Filter out everything except lines holding "vuelve".
====== Material shown
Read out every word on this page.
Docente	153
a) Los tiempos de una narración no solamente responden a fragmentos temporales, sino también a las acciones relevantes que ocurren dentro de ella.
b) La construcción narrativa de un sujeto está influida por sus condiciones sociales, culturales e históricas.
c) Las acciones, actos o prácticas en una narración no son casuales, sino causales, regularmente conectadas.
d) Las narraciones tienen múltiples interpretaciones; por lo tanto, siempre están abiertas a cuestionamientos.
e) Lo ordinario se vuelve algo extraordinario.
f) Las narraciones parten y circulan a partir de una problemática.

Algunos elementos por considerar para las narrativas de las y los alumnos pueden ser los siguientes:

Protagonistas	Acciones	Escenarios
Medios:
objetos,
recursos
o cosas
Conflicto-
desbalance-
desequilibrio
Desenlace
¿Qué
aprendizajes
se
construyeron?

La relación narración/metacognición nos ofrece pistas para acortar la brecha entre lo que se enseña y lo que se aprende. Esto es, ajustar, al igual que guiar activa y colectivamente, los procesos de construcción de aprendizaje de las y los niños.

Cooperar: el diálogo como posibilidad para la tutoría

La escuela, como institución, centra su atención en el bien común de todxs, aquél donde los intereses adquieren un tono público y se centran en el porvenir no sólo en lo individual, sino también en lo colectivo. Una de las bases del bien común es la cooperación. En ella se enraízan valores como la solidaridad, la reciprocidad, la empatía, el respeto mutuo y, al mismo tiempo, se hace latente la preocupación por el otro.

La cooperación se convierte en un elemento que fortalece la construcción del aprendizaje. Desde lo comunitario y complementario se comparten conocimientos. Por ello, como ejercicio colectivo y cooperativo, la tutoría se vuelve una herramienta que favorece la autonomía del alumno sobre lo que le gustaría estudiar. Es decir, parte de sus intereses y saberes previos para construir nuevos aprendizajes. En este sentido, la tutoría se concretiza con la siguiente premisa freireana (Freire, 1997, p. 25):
============
_Task output_:
e) Lo ordinario se vuelve algo extraordinario.
La cooperación se convierte en un elemento que fortalece la construcción del aprendizaje. Desde lo comunitario y complementario se comparten conocimientos. Por ello, como ejercicio colectivo y cooperativo, la tutoría se vuelve una herramienta que favorece la autonomía del alumno sobre lo que le gustaría estudiar. Es decir, parte de sus intereses y saberes previos para construir nuevos aprendizajes. En este sentido, la tutoría se concretiza con la siguiente premisa freireana (Freire, 1997, p. 25):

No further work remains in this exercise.